### WORK TO DO
Count lines holding the string "Driving" in the data that follows. Reply with one number only.

Records from a collection
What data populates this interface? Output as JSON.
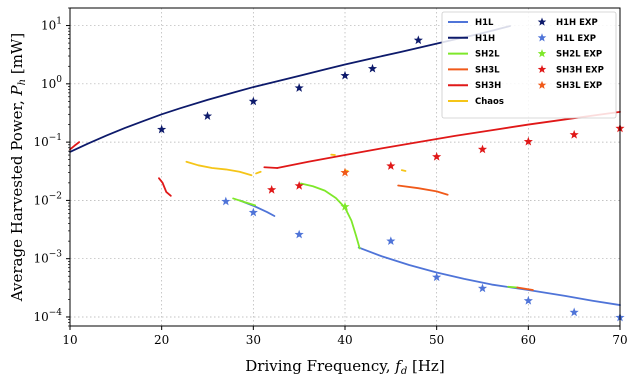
{
  "chart_data": {
    "type": "line",
    "title": "",
    "xlabel": "Driving Frequency, f_d [Hz]",
    "ylabel": "Average Harvested Power, P_h [mW]",
    "xlabel_parts": {
      "main": "Driving Frequency, ",
      "sym": "f",
      "sub": "d",
      "unit": " [Hz]"
    },
    "ylabel_parts": {
      "main": "Average Harvested Power, ",
      "sym": "P",
      "sub": "h",
      "unit": " [mW]"
    },
    "xlim": [
      10,
      70
    ],
    "ylim": [
      7e-05,
      20
    ],
    "yscale": "log",
    "grid": true,
    "legend_position": "top-right",
    "x_ticks": [
      10,
      20,
      30,
      40,
      50,
      60,
      70
    ],
    "x_tick_labels": [
      "10",
      "20",
      "30",
      "40",
      "50",
      "60",
      "70"
    ],
    "y_ticks": [
      0.0001,
      0.001,
      0.01,
      0.1,
      1,
      10
    ],
    "y_tick_labels": [
      {
        "base": "10",
        "exp": "−4"
      },
      {
        "base": "10",
        "exp": "−3"
      },
      {
        "base": "10",
        "exp": "−2"
      },
      {
        "base": "10",
        "exp": "−1"
      },
      {
        "base": "10",
        "exp": "0"
      },
      {
        "base": "10",
        "exp": "1"
      }
    ],
    "series": [
      {
        "name": "H1L",
        "kind": "line",
        "color": "#4f74d8",
        "points": [
          [
            41.5,
            0.00155
          ],
          [
            44,
            0.0011
          ],
          [
            47,
            0.00078
          ],
          [
            50,
            0.00058
          ],
          [
            53,
            0.00045
          ],
          [
            56,
            0.00036
          ],
          [
            60,
            0.00029
          ],
          [
            64,
            0.00023
          ],
          [
            67,
            0.00019
          ],
          [
            70,
            0.00016
          ]
        ]
      },
      {
        "name": "H1L",
        "kind": "line-segment",
        "color": "#4f74d8",
        "points": [
          [
            28.5,
            0.01
          ],
          [
            30,
            0.0081
          ],
          [
            31.5,
            0.0063
          ],
          [
            32.3,
            0.0054
          ]
        ]
      },
      {
        "name": "H1H",
        "kind": "line",
        "color": "#0d1a6b",
        "points": [
          [
            10,
            0.068
          ],
          [
            12,
            0.095
          ],
          [
            14,
            0.13
          ],
          [
            16,
            0.175
          ],
          [
            18,
            0.23
          ],
          [
            20,
            0.3
          ],
          [
            22,
            0.38
          ],
          [
            25,
            0.53
          ],
          [
            28,
            0.72
          ],
          [
            30,
            0.88
          ],
          [
            32,
            1.05
          ],
          [
            35,
            1.37
          ],
          [
            38,
            1.8
          ],
          [
            40,
            2.15
          ],
          [
            43,
            2.75
          ],
          [
            46,
            3.5
          ],
          [
            49,
            4.5
          ],
          [
            52,
            5.8
          ],
          [
            55,
            7.4
          ],
          [
            58,
            9.8
          ]
        ]
      },
      {
        "name": "SH2L",
        "kind": "line",
        "color": "#7ee82a",
        "points": [
          [
            35.2,
            0.0195
          ],
          [
            36.5,
            0.0175
          ],
          [
            37.8,
            0.0147
          ],
          [
            39,
            0.011
          ],
          [
            40,
            0.0075
          ],
          [
            40.7,
            0.0045
          ],
          [
            41.2,
            0.0025
          ],
          [
            41.6,
            0.0015
          ]
        ]
      },
      {
        "name": "SH2L",
        "kind": "line-segment",
        "color": "#7ee82a",
        "points": [
          [
            27.8,
            0.0108
          ],
          [
            29,
            0.0094
          ],
          [
            30.2,
            0.0082
          ]
        ]
      },
      {
        "name": "SH2L",
        "kind": "line-segment",
        "color": "#7ee82a",
        "points": [
          [
            57.8,
            0.00033
          ],
          [
            58.8,
            0.00032
          ]
        ]
      },
      {
        "name": "SH3L",
        "kind": "line-segment",
        "color": "#f05a1a",
        "points": [
          [
            45.8,
            0.018
          ],
          [
            48,
            0.0162
          ],
          [
            50,
            0.0143
          ],
          [
            51.2,
            0.0125
          ]
        ]
      },
      {
        "name": "SH3L",
        "kind": "line-segment",
        "color": "#f05a1a",
        "points": [
          [
            58.8,
            0.00032
          ],
          [
            60.5,
            0.00029
          ]
        ]
      },
      {
        "name": "SH3H",
        "kind": "line",
        "color": "#e01818",
        "points": [
          [
            32.6,
            0.036
          ],
          [
            36,
            0.046
          ],
          [
            40,
            0.06
          ],
          [
            44,
            0.078
          ],
          [
            48,
            0.1
          ],
          [
            52,
            0.128
          ],
          [
            56,
            0.16
          ],
          [
            60,
            0.2
          ],
          [
            64,
            0.245
          ],
          [
            67,
            0.285
          ],
          [
            70,
            0.33
          ]
        ]
      },
      {
        "name": "SH3H",
        "kind": "line-segment",
        "color": "#e01818",
        "points": [
          [
            31.2,
            0.037
          ],
          [
            32.6,
            0.036
          ]
        ]
      },
      {
        "name": "SH3H",
        "kind": "line-segment",
        "color": "#e01818",
        "points": [
          [
            19.7,
            0.024
          ],
          [
            20.1,
            0.02
          ],
          [
            20.5,
            0.014
          ],
          [
            21,
            0.012
          ]
        ]
      },
      {
        "name": "SH3H",
        "kind": "line-segment",
        "color": "#e01818",
        "points": [
          [
            10,
            0.075
          ],
          [
            10.5,
            0.087
          ],
          [
            11,
            0.1
          ]
        ]
      },
      {
        "name": "Chaos",
        "kind": "line",
        "color": "#f5c518",
        "points": [
          [
            22.7,
            0.046
          ],
          [
            24,
            0.04
          ],
          [
            25.5,
            0.036
          ],
          [
            27,
            0.034
          ],
          [
            28.5,
            0.031
          ],
          [
            29.8,
            0.027
          ]
        ]
      },
      {
        "name": "Chaos",
        "kind": "line-segment",
        "color": "#f5c518",
        "points": [
          [
            30.3,
            0.029
          ],
          [
            30.8,
            0.031
          ]
        ]
      },
      {
        "name": "Chaos",
        "kind": "line-segment",
        "color": "#f5c518",
        "points": [
          [
            38.5,
            0.061
          ],
          [
            38.9,
            0.06
          ]
        ]
      },
      {
        "name": "Chaos",
        "kind": "line-segment",
        "color": "#f5c518",
        "points": [
          [
            40,
            0.033
          ],
          [
            40.3,
            0.032
          ]
        ]
      },
      {
        "name": "Chaos",
        "kind": "line-segment",
        "color": "#f5c518",
        "points": [
          [
            46.2,
            0.033
          ],
          [
            46.6,
            0.032
          ]
        ]
      },
      {
        "name": "H1H EXP",
        "kind": "star",
        "color": "#0d1a6b",
        "points": [
          [
            20,
            0.165
          ],
          [
            25,
            0.28
          ],
          [
            30,
            0.5
          ],
          [
            35,
            0.85
          ],
          [
            40,
            1.38
          ],
          [
            43,
            1.82
          ],
          [
            48,
            5.6
          ]
        ]
      },
      {
        "name": "H1L EXP",
        "kind": "star",
        "color": "#4f74d8",
        "points": [
          [
            27,
            0.0096
          ],
          [
            30,
            0.0062
          ],
          [
            35,
            0.0026
          ],
          [
            45,
            0.002
          ],
          [
            50,
            0.00048
          ],
          [
            55,
            0.00031
          ],
          [
            60,
            0.00019
          ],
          [
            65,
            0.00012
          ],
          [
            70,
            9.8e-05
          ]
        ]
      },
      {
        "name": "SH2L EXP",
        "kind": "star",
        "color": "#7ee82a",
        "points": [
          [
            40,
            0.0078
          ]
        ]
      },
      {
        "name": "SH3H EXP",
        "kind": "star",
        "color": "#e01818",
        "points": [
          [
            32,
            0.0152
          ],
          [
            35,
            0.0178
          ],
          [
            45,
            0.039
          ],
          [
            50,
            0.056
          ],
          [
            55,
            0.075
          ],
          [
            60,
            0.102
          ],
          [
            65,
            0.134
          ],
          [
            70,
            0.172
          ]
        ]
      },
      {
        "name": "SH3L EXP",
        "kind": "star",
        "color": "#f05a1a",
        "points": [
          [
            40,
            0.03
          ]
        ]
      }
    ],
    "legend": {
      "col1": [
        {
          "label": "H1L",
          "color": "#4f74d8",
          "kind": "line"
        },
        {
          "label": "H1H",
          "color": "#0d1a6b",
          "kind": "line"
        },
        {
          "label": "SH2L",
          "color": "#7ee82a",
          "kind": "line"
        },
        {
          "label": "SH3L",
          "color": "#f05a1a",
          "kind": "line"
        },
        {
          "label": "SH3H",
          "color": "#e01818",
          "kind": "line"
        },
        {
          "label": "Chaos",
          "color": "#f5c518",
          "kind": "line"
        }
      ],
      "col2": [
        {
          "label": "H1H EXP",
          "color": "#0d1a6b",
          "kind": "star"
        },
        {
          "label": "H1L EXP",
          "color": "#4f74d8",
          "kind": "star"
        },
        {
          "label": "SH2L EXP",
          "color": "#7ee82a",
          "kind": "star"
        },
        {
          "label": "SH3H EXP",
          "color": "#e01818",
          "kind": "star"
        },
        {
          "label": "SH3L EXP",
          "color": "#f05a1a",
          "kind": "star"
        }
      ]
    }
  }
}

### FINAL RESULT
2